## Exercise
List all lines in the material below that contain "screenshot".
* * * * * * *
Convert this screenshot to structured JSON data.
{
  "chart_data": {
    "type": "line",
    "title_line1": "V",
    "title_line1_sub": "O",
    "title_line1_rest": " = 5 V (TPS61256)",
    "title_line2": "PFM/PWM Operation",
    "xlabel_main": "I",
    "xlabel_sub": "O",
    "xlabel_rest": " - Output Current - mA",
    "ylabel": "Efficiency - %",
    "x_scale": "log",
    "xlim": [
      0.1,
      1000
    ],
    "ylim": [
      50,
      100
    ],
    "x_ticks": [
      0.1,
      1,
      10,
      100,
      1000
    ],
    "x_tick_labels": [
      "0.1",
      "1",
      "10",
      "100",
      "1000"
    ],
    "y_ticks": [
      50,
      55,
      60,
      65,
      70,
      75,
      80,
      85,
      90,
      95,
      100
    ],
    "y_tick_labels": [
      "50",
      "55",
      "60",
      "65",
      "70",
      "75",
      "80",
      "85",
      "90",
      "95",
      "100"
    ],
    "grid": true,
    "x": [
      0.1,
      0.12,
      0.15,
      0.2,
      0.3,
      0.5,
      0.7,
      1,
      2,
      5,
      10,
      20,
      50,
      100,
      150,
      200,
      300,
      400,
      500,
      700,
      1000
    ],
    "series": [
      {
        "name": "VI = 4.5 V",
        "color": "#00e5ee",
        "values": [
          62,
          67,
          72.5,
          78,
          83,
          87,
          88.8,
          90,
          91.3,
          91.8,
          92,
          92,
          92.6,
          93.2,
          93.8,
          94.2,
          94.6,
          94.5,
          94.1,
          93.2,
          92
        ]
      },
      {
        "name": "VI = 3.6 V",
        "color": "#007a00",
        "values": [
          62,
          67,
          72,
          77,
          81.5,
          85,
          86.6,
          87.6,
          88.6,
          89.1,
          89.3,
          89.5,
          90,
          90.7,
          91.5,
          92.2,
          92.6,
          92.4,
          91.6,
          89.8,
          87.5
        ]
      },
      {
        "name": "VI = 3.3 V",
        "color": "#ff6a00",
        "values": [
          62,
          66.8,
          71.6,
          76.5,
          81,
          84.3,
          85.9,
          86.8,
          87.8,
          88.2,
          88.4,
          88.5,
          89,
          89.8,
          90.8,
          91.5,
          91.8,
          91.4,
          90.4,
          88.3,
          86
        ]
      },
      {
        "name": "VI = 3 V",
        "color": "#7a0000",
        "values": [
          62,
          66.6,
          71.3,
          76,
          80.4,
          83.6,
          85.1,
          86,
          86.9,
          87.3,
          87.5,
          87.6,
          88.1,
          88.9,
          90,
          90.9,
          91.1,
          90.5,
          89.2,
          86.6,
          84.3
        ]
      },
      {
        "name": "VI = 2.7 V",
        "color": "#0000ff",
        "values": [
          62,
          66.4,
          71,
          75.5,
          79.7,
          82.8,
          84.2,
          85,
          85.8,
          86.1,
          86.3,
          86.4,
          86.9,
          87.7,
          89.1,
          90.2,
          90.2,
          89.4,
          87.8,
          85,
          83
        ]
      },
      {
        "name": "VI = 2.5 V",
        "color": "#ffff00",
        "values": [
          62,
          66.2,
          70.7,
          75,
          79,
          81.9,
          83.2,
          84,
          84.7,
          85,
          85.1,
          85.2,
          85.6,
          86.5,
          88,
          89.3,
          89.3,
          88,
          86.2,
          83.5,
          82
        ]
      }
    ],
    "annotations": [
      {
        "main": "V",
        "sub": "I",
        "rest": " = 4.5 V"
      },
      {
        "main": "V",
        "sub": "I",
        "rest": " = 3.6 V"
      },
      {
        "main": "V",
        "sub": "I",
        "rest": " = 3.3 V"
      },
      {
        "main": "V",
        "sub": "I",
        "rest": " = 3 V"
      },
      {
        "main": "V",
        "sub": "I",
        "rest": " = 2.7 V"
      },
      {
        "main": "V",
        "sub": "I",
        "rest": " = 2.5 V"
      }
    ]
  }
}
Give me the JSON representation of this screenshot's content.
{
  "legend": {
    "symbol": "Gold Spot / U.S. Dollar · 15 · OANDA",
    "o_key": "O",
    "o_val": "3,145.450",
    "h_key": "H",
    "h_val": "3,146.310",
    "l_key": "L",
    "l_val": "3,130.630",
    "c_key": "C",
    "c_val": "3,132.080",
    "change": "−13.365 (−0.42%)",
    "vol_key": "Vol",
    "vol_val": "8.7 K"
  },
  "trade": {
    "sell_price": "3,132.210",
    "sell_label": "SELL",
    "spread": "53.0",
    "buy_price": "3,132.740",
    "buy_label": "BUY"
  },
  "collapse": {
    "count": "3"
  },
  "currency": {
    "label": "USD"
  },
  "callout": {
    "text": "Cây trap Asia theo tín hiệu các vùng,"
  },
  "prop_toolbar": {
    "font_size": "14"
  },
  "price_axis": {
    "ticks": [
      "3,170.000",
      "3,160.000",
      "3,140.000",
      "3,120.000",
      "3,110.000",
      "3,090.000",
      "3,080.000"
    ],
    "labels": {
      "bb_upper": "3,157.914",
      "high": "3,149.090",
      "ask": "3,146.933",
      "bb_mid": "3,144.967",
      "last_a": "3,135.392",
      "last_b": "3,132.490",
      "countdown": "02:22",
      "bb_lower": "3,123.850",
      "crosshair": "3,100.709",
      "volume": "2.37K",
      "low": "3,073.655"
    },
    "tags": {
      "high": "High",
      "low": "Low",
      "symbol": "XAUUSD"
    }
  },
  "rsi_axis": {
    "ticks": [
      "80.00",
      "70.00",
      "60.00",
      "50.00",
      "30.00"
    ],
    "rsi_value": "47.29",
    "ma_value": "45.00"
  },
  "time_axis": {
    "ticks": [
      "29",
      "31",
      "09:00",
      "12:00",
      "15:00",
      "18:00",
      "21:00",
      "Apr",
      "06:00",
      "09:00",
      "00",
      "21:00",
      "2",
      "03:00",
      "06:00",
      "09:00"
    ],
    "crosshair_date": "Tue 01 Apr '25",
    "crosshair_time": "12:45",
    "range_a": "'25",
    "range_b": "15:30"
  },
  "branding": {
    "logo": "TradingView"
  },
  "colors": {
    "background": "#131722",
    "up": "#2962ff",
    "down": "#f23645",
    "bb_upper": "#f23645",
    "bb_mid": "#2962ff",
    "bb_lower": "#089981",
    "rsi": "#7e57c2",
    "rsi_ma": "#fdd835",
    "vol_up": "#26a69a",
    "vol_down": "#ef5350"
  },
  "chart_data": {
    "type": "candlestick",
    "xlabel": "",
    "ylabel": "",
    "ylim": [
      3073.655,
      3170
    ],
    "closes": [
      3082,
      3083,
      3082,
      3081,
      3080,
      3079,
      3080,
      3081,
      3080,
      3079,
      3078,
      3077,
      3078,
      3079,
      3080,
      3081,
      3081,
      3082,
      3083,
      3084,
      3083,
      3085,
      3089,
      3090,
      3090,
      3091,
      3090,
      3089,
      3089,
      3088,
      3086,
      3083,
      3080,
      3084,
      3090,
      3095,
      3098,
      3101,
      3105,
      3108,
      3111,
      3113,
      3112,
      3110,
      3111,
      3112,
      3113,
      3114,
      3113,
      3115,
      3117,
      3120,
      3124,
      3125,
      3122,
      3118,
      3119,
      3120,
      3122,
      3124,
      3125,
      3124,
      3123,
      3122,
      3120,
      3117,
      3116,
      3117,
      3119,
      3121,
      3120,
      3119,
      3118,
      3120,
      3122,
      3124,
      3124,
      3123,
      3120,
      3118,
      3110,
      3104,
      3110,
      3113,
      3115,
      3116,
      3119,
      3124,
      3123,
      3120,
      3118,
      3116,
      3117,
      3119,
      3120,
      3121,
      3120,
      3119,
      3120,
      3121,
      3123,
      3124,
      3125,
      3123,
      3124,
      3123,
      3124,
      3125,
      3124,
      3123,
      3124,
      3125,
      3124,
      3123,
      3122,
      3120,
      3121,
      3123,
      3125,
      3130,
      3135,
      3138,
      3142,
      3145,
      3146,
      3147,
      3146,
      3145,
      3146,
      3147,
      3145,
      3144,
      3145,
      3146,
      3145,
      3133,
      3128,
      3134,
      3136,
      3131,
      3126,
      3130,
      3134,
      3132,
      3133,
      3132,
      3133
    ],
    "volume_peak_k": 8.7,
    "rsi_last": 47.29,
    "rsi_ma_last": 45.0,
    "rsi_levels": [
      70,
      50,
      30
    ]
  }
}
* * * * * * *
## Result below
Convert this screenshot to structured JSON data.
Give me the JSON representation of this screenshot's content.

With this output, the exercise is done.